*Dataset records*:
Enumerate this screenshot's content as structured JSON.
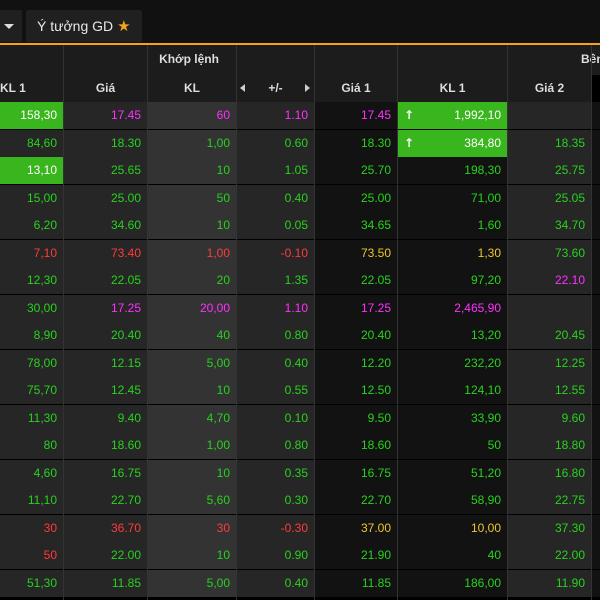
{
  "tabs": {
    "idea_label": "Ý tưởng GD",
    "idea_star": "★"
  },
  "section": {
    "khop_lenh": "Khớp lệnh",
    "ben": "Bên"
  },
  "columns": {
    "kl1_left": "KL 1",
    "gia": "Giá",
    "kl": "KL",
    "change": "+/-",
    "gia1": "Giá 1",
    "kl1": "KL 1",
    "gia2": "Giá 2"
  },
  "colors": {
    "up": "#28d21e",
    "ceiling": "#ff30ff",
    "down": "#ff3b3b",
    "ref": "#f0c62a",
    "highlight": "#39b51e",
    "accent": "#f7a21b"
  },
  "rows": [
    {
      "kl1l": "158,30",
      "gia": "17.45",
      "kl": "60",
      "ch": "1.10",
      "g1": "17.45",
      "k1": "1,992,10",
      "g2": "",
      "c": {
        "gia": "m",
        "kl": "m",
        "ch": "m",
        "g1": "m",
        "k1": "hl",
        "g2": "g"
      },
      "kl1l_hl": true,
      "up": true
    },
    {
      "kl1l": "84,60",
      "gia": "18.30",
      "kl": "1,00",
      "ch": "0.60",
      "g1": "18.30",
      "k1": "384,80",
      "g2": "18.35",
      "c": {
        "gia": "g",
        "kl": "g",
        "ch": "g",
        "g1": "g",
        "k1": "hl",
        "g2": "g"
      },
      "up": true
    },
    {
      "kl1l": "13,10",
      "gia": "25.65",
      "kl": "10",
      "ch": "1.05",
      "g1": "25.70",
      "k1": "198,30",
      "g2": "25.75",
      "c": {
        "gia": "g",
        "kl": "g",
        "ch": "g",
        "g1": "g",
        "k1": "g",
        "g2": "g"
      },
      "kl1l_hl": true
    },
    {
      "kl1l": "15,00",
      "gia": "25.00",
      "kl": "50",
      "ch": "0.40",
      "g1": "25.00",
      "k1": "71,00",
      "g2": "25.05",
      "c": {
        "gia": "g",
        "kl": "g",
        "ch": "g",
        "g1": "g",
        "k1": "g",
        "g2": "g"
      }
    },
    {
      "kl1l": "6,20",
      "gia": "34.60",
      "kl": "10",
      "ch": "0.05",
      "g1": "34.65",
      "k1": "1,60",
      "g2": "34.70",
      "c": {
        "gia": "g",
        "kl": "g",
        "ch": "g",
        "g1": "g",
        "k1": "g",
        "g2": "g"
      }
    },
    {
      "kl1l": "7,10",
      "gia": "73.40",
      "kl": "1,00",
      "ch": "-0.10",
      "g1": "73.50",
      "k1": "1,30",
      "g2": "73.60",
      "c": {
        "gia": "r",
        "kl": "r",
        "ch": "r",
        "g1": "y",
        "k1": "y",
        "g2": "g"
      },
      "kl1l_c": "r"
    },
    {
      "kl1l": "12,30",
      "gia": "22.05",
      "kl": "20",
      "ch": "1.35",
      "g1": "22.05",
      "k1": "97,20",
      "g2": "22.10",
      "c": {
        "gia": "g",
        "kl": "g",
        "ch": "g",
        "g1": "g",
        "k1": "g",
        "g2": "m"
      }
    },
    {
      "kl1l": "30,00",
      "gia": "17.25",
      "kl": "20,00",
      "ch": "1.10",
      "g1": "17.25",
      "k1": "2,465,90",
      "g2": "",
      "c": {
        "gia": "m",
        "kl": "m",
        "ch": "m",
        "g1": "m",
        "k1": "m",
        "g2": "g"
      }
    },
    {
      "kl1l": "8,90",
      "gia": "20.40",
      "kl": "40",
      "ch": "0.80",
      "g1": "20.40",
      "k1": "13,20",
      "g2": "20.45",
      "c": {
        "gia": "g",
        "kl": "g",
        "ch": "g",
        "g1": "g",
        "k1": "g",
        "g2": "g"
      }
    },
    {
      "kl1l": "78,00",
      "gia": "12.15",
      "kl": "5,00",
      "ch": "0.40",
      "g1": "12.20",
      "k1": "232,20",
      "g2": "12.25",
      "c": {
        "gia": "g",
        "kl": "g",
        "ch": "g",
        "g1": "g",
        "k1": "g",
        "g2": "g"
      }
    },
    {
      "kl1l": "75,70",
      "gia": "12.45",
      "kl": "10",
      "ch": "0.55",
      "g1": "12.50",
      "k1": "124,10",
      "g2": "12.55",
      "c": {
        "gia": "g",
        "kl": "g",
        "ch": "g",
        "g1": "g",
        "k1": "g",
        "g2": "g"
      }
    },
    {
      "kl1l": "11,30",
      "gia": "9.40",
      "kl": "4,70",
      "ch": "0.10",
      "g1": "9.50",
      "k1": "33,90",
      "g2": "9.60",
      "c": {
        "gia": "g",
        "kl": "g",
        "ch": "g",
        "g1": "g",
        "k1": "g",
        "g2": "g"
      }
    },
    {
      "kl1l": "80",
      "gia": "18.60",
      "kl": "1,00",
      "ch": "0.80",
      "g1": "18.60",
      "k1": "50",
      "g2": "18.80",
      "c": {
        "gia": "g",
        "kl": "g",
        "ch": "g",
        "g1": "g",
        "k1": "g",
        "g2": "g"
      }
    },
    {
      "kl1l": "4,60",
      "gia": "16.75",
      "kl": "10",
      "ch": "0.35",
      "g1": "16.75",
      "k1": "51,20",
      "g2": "16.80",
      "c": {
        "gia": "g",
        "kl": "g",
        "ch": "g",
        "g1": "g",
        "k1": "g",
        "g2": "g"
      }
    },
    {
      "kl1l": "11,10",
      "gia": "22.70",
      "kl": "5,60",
      "ch": "0.30",
      "g1": "22.70",
      "k1": "58,90",
      "g2": "22.75",
      "c": {
        "gia": "g",
        "kl": "g",
        "ch": "g",
        "g1": "g",
        "k1": "g",
        "g2": "g"
      }
    },
    {
      "kl1l": "30",
      "gia": "36.70",
      "kl": "30",
      "ch": "-0.30",
      "g1": "37.00",
      "k1": "10,00",
      "g2": "37.30",
      "c": {
        "gia": "r",
        "kl": "r",
        "ch": "r",
        "g1": "y",
        "k1": "y",
        "g2": "g"
      },
      "kl1l_c": "r"
    },
    {
      "kl1l": "50",
      "gia": "22.00",
      "kl": "10",
      "ch": "0.90",
      "g1": "21.90",
      "k1": "40",
      "g2": "22.00",
      "c": {
        "gia": "g",
        "kl": "g",
        "ch": "g",
        "g1": "g",
        "k1": "g",
        "g2": "g"
      },
      "kl1l_c": "r"
    },
    {
      "kl1l": "51,30",
      "gia": "11.85",
      "kl": "5,00",
      "ch": "0.40",
      "g1": "11.85",
      "k1": "186,00",
      "g2": "11.90",
      "c": {
        "gia": "g",
        "kl": "g",
        "ch": "g",
        "g1": "g",
        "k1": "g",
        "g2": "g"
      }
    }
  ]
}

*What to work on*:
Pull out and copy each line containing the string "true".

*Problem solution*:
      "kl1l_hl": true,
      "up": true
      "up": true
      "kl1l_hl": true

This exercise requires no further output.